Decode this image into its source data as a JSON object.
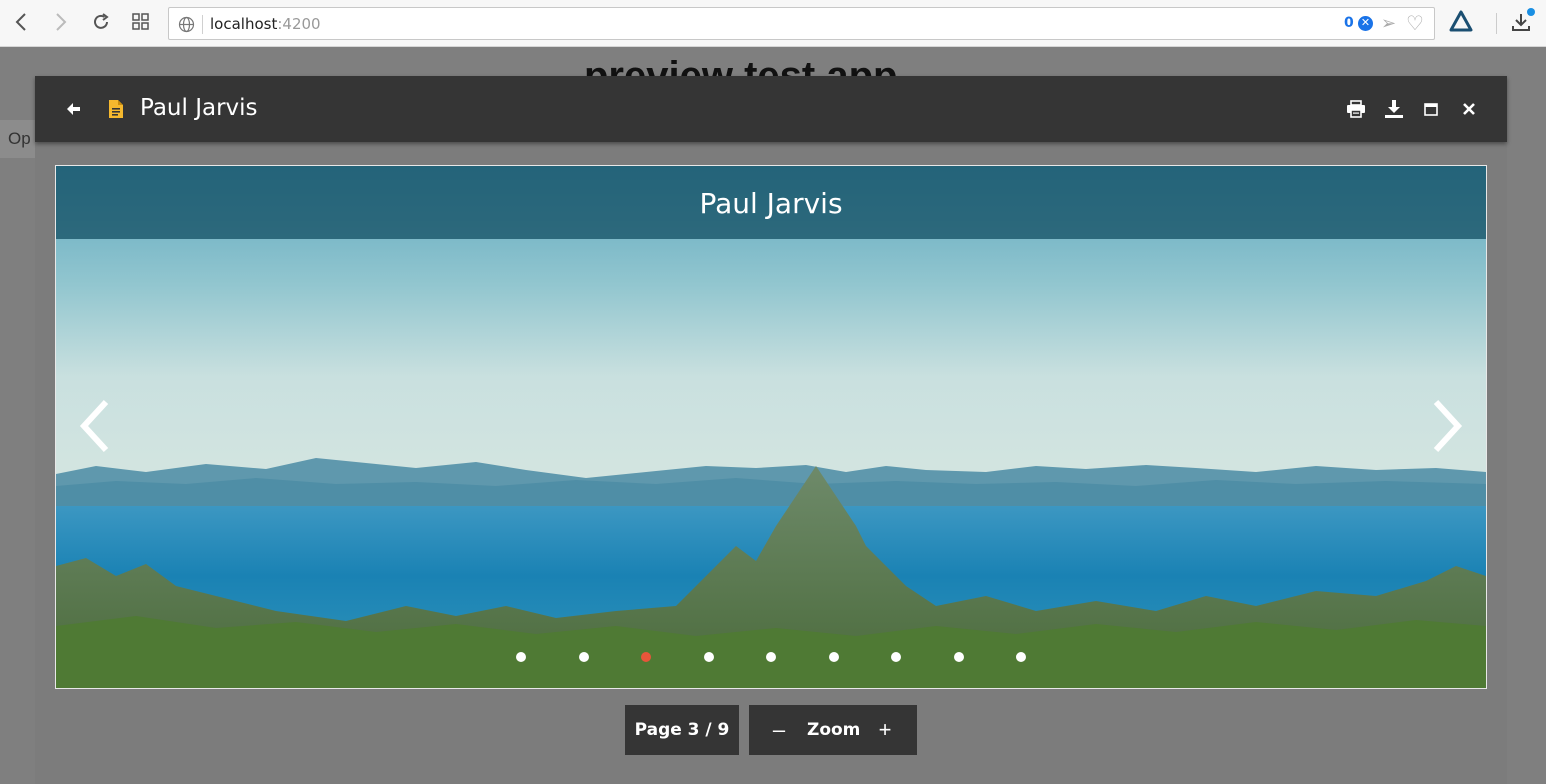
{
  "browser": {
    "url_host": "localhost",
    "url_port": ":4200",
    "blocked_count": "0"
  },
  "background_page": {
    "title": "preview test app",
    "tab_label": "Op"
  },
  "viewer": {
    "file_name": "Paul Jarvis",
    "slide_caption": "Paul Jarvis",
    "current_page": 3,
    "total_pages": 9,
    "page_label": "Page 3 / 9",
    "zoom_label": "Zoom",
    "zoom_minus": "–",
    "zoom_plus": "+",
    "active_dot_color": "#e8553a",
    "header_color": "#353535"
  },
  "icons": {
    "back": "arrow-left-icon",
    "file": "document-icon",
    "print": "print-icon",
    "download": "download-icon",
    "maximize": "maximize-icon",
    "close": "close-icon",
    "prev": "chevron-left-icon",
    "next": "chevron-right-icon"
  }
}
================
▶ [Problem to solve] Quote the full listing above word for word; exclude every picture from the copy.

▶ [Problem solution]
Decode this image into its source data as a JSON object.
{
  "browser": {
    "url_host": "localhost",
    "url_port": ":4200",
    "blocked_count": "0"
  },
  "background_page": {
    "title": "preview test app",
    "tab_label": "Op"
  },
  "viewer": {
    "file_name": "Paul Jarvis",
    "slide_caption": "Paul Jarvis",
    "current_page": 3,
    "total_pages": 9,
    "page_label": "Page 3 / 9",
    "zoom_label": "Zoom",
    "zoom_minus": "–",
    "zoom_plus": "+",
    "active_dot_color": "#e8553a",
    "header_color": "#353535"
  },
  "icons": {
    "back": "arrow-left-icon",
    "file": "document-icon",
    "print": "print-icon",
    "download": "download-icon",
    "maximize": "maximize-icon",
    "close": "close-icon",
    "prev": "chevron-left-icon",
    "next": "chevron-right-icon"
  }
}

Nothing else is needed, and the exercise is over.